Texte extrait -

>>>

Ecrit par MCDEM (Murielle Compère-Demarcy) le 15.12.17 dans Chroniques régulières, La Une CED, Les Chroniques

Le Journal de MCDem (3), par Murielle Compère-Demarcy

Dimanche 12 novembre 2017

Vivement et joyeusement interpelée par l’appellation de certaines espèces panchroniques : les chimères, les « grenouilles violettes » (découvertes en 2003), les « oursins de cuir », le requin « lézard », le requin « lutin », les triops (dotés de trois yeux), les « vampires » des abysses… quand l’Imaginaire rejoint la nomenclature scientifique…

Rencontré encore dans la Presse généraliste l’expression de « fossile vivant », notion initialement employée par le père de la théorie de l’évolution, Darwin. Cette expression suggérait l’idée d’espèces qui n’auraient pas évolué depuis les temps fossilifères. Mais une ressemblance – par exemple l’espèce fossile du Cœlacanthe « Macropoma » et l’actuel « Latimeria » – n’induit pas une absence de changements génétiques et morphologiques au fil du temps, des générations, mais infère la marque d’adaptations similaires face à des conditions de vie similaires. D’où vient l’émergence d’une telle appellation inappropriée de « fossile vivant », qui consiste dans un oxymore (puisqu’un fossile est le reste minéralisé d’un organisme mort) et véhicule une notion de nos jours considérée comme obsolète et trompeuse (une supposée absence d’évolution) ? En fait, certains taxons, comme les cœlacanthes, furent d’abord connus par des formes apparentées fossiles avant que l’on découvre les espèces actuelles. Les scientifiques parlent aujourd’hui d’espèces « panchroniques ».

<<<

Recopiez en entier le texte sur les « fossiles vivants », sans y changer un seul mot.

Enregistrements fournis -
>>>

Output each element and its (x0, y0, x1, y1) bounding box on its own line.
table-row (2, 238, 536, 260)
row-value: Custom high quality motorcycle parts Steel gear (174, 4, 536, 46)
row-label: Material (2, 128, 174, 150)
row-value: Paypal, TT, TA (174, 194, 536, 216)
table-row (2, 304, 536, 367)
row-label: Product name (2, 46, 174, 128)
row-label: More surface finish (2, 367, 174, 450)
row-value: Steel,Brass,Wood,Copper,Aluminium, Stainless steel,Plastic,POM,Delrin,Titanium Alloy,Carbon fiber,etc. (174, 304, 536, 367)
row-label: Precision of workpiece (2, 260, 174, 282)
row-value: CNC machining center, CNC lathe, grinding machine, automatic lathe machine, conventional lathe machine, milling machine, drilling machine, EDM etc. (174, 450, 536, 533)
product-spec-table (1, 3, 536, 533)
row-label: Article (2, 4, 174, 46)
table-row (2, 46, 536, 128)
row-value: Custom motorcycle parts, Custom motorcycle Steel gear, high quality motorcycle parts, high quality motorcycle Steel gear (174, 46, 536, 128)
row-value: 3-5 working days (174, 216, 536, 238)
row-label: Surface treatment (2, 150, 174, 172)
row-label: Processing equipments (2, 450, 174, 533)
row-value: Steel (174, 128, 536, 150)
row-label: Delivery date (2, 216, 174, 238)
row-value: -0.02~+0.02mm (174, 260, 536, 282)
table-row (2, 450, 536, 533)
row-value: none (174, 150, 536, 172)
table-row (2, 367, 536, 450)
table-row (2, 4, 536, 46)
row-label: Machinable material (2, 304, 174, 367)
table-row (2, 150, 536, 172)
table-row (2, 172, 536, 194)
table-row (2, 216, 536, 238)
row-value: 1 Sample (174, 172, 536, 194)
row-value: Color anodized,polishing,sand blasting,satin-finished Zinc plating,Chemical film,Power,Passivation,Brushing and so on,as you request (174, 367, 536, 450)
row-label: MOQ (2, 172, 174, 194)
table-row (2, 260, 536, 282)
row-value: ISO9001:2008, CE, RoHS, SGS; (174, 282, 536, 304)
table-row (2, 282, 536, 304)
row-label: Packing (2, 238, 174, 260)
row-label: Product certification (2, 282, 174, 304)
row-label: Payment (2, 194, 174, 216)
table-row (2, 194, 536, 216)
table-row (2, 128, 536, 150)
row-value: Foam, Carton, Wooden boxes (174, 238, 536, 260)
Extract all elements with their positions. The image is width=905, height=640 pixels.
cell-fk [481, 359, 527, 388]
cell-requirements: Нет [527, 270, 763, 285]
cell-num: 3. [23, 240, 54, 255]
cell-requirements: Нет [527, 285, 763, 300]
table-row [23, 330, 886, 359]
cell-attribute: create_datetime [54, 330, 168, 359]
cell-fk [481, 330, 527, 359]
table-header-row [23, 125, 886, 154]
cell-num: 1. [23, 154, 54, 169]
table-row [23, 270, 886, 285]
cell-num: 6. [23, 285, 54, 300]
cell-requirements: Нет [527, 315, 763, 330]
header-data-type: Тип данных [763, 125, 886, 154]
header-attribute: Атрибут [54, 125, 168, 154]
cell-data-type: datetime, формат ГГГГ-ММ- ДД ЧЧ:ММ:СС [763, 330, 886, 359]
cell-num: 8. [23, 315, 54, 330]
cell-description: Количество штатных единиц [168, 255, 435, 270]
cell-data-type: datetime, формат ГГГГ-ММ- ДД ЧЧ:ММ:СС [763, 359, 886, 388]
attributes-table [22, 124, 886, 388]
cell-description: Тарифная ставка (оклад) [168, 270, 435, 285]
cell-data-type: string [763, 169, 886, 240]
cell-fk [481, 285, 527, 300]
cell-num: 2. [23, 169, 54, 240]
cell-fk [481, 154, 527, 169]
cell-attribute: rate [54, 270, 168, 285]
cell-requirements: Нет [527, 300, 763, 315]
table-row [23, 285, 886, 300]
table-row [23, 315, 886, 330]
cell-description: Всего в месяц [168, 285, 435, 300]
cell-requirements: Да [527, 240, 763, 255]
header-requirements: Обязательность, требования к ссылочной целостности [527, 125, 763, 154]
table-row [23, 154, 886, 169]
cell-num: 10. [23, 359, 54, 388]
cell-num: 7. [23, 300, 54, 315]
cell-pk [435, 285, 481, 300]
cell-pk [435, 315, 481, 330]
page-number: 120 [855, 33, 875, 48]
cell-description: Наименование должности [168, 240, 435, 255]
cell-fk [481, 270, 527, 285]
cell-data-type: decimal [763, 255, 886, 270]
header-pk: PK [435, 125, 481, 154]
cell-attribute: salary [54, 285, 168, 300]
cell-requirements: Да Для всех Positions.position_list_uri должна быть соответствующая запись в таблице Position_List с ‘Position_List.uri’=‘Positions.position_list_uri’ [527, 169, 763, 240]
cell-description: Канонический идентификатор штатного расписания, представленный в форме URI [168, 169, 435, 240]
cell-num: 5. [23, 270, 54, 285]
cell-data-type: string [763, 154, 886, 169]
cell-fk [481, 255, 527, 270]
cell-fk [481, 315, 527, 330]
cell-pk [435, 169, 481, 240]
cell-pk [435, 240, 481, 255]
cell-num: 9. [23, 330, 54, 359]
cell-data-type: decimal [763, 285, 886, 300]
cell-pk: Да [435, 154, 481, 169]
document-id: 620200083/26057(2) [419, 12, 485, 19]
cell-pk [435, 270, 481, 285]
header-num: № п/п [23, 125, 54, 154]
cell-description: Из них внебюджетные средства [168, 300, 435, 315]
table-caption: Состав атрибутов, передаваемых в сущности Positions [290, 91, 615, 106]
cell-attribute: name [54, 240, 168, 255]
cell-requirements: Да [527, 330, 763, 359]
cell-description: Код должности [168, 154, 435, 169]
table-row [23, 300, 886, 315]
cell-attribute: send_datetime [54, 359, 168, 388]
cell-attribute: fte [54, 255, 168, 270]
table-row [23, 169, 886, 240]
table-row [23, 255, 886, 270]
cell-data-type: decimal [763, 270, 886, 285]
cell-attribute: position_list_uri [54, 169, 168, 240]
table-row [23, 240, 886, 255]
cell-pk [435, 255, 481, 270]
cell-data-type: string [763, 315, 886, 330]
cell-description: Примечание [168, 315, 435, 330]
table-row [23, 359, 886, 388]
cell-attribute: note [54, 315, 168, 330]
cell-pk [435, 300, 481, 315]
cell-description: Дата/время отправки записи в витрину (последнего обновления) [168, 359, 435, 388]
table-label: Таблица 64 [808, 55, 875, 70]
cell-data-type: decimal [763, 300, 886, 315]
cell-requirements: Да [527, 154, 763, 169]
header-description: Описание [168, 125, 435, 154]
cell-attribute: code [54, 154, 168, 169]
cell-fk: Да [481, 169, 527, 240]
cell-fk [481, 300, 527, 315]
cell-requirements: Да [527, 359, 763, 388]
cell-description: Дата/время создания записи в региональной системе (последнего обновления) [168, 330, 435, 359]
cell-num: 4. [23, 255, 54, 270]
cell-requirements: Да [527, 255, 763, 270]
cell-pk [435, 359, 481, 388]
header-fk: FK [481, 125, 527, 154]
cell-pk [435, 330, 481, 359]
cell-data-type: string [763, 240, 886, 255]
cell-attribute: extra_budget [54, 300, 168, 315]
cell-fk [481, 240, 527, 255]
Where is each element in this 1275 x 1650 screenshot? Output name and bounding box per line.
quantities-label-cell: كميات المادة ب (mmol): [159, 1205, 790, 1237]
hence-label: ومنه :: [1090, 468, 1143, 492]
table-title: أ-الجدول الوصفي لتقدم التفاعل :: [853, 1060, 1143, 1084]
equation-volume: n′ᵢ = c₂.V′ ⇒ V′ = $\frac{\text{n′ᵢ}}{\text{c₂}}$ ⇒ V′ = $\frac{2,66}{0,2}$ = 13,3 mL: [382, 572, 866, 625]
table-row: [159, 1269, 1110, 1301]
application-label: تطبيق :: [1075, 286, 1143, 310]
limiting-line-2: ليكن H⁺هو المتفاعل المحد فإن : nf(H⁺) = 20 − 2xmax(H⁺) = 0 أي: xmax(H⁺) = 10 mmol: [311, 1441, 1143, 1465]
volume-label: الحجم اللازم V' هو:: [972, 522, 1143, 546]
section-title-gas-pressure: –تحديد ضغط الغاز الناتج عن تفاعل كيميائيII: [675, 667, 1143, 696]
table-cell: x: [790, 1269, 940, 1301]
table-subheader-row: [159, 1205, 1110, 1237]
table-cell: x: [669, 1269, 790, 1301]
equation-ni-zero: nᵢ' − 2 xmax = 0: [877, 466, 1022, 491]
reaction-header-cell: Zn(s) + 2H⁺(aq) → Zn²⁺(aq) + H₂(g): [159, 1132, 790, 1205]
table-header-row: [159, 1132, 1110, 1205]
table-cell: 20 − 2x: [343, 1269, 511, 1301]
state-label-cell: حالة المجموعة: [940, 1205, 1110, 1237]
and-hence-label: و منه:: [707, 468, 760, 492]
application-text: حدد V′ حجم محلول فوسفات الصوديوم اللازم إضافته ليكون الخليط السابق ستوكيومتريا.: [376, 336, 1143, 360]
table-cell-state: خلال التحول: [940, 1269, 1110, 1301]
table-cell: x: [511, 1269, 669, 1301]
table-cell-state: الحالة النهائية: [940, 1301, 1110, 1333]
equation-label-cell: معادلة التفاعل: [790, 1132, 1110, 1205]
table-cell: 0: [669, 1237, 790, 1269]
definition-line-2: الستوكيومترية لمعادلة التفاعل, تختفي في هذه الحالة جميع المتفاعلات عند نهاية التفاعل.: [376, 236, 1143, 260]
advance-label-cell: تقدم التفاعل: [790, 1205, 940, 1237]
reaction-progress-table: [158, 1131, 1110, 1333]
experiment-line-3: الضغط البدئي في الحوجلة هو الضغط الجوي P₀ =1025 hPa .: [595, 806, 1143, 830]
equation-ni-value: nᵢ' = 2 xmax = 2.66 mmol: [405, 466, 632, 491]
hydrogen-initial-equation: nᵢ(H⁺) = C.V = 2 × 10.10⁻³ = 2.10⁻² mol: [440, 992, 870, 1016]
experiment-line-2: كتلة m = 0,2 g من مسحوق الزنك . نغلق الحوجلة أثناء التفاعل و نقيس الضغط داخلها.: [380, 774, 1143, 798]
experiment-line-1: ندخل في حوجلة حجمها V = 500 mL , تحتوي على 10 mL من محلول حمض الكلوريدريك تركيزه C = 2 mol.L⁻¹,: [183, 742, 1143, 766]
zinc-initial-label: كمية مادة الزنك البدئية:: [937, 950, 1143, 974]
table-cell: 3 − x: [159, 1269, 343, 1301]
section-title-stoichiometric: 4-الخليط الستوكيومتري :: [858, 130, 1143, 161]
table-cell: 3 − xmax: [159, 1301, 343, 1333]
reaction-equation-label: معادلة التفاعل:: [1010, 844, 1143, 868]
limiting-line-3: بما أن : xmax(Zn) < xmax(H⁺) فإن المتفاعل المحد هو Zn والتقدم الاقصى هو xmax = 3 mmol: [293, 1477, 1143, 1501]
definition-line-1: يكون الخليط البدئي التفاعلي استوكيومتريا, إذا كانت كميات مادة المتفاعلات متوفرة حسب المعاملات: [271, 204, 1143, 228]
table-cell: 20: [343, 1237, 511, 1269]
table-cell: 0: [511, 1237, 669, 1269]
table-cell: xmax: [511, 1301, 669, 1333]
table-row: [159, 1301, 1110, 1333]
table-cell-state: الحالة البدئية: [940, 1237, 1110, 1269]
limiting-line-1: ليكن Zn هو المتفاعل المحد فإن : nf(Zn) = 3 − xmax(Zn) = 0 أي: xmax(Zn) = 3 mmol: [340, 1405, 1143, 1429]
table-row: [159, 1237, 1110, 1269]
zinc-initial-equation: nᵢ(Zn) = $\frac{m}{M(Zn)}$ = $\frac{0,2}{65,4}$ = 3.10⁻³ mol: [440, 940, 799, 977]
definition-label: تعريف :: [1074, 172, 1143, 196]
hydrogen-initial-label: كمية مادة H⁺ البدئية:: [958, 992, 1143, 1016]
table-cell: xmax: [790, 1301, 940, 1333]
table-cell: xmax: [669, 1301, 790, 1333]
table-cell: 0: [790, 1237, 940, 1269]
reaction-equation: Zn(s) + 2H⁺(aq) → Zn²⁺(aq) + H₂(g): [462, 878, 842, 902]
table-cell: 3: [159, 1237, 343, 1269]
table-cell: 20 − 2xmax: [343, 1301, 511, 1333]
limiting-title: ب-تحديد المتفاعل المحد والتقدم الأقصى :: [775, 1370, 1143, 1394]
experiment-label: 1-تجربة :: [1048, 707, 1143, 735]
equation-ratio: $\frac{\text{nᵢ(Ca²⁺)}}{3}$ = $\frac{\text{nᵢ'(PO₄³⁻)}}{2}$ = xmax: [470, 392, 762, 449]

<<<

Réponse attendue -
Ecrit par MCDEM (Murielle Compère-Demarcy) le 15.12.17 dans Chroniques régulières, La Une CED, Les Chroniques

Le Journal de MCDem (3), par Murielle Compère-Demarcy

Dimanche 12 novembre 2017

Vivement et joyeusement interpelée par l’appellation de certaines espèces panchroniques : les chimères, les « grenouilles violettes » (découvertes en 2003), les « oursins de cuir », le requin « lézard », le requin « lutin », les triops (dotés de trois yeux), les « vampires » des abysses… quand l’Imaginaire rejoint la nomenclature scientifique…

Rencontré encore dans la Presse généraliste l’expression de « fossile vivant », notion initialement employée par le père de la théorie de l’évolution, Darwin. Cette expression suggérait l’idée d’espèces qui n’auraient pas évolué depuis les temps fossilifères. Mais une ressemblance – par exemple l’espèce fossile du Cœlacanthe « Macropoma » et l’actuel « Latimeria » – n’induit pas une absence de changements génétiques et morphologiques au fil du temps, des générations, mais infère la marque d’adaptations similaires face à des conditions de vie similaires. D’où vient l’émergence d’une telle appellation inappropriée de « fossile vivant », qui consiste dans un oxymore (puisqu’un fossile est le reste minéralisé d’un organisme mort) et véhicule une notion de nos jours considérée comme obsolète et trompeuse (une supposée absence d’évolution) ? En fait, certains taxons, comme les cœlacanthes, furent d’abord connus par des formes apparentées fossiles avant que l’on découvre les espèces actuelles. Les scientifiques parlent aujourd’hui d’espèces « panchroniques ».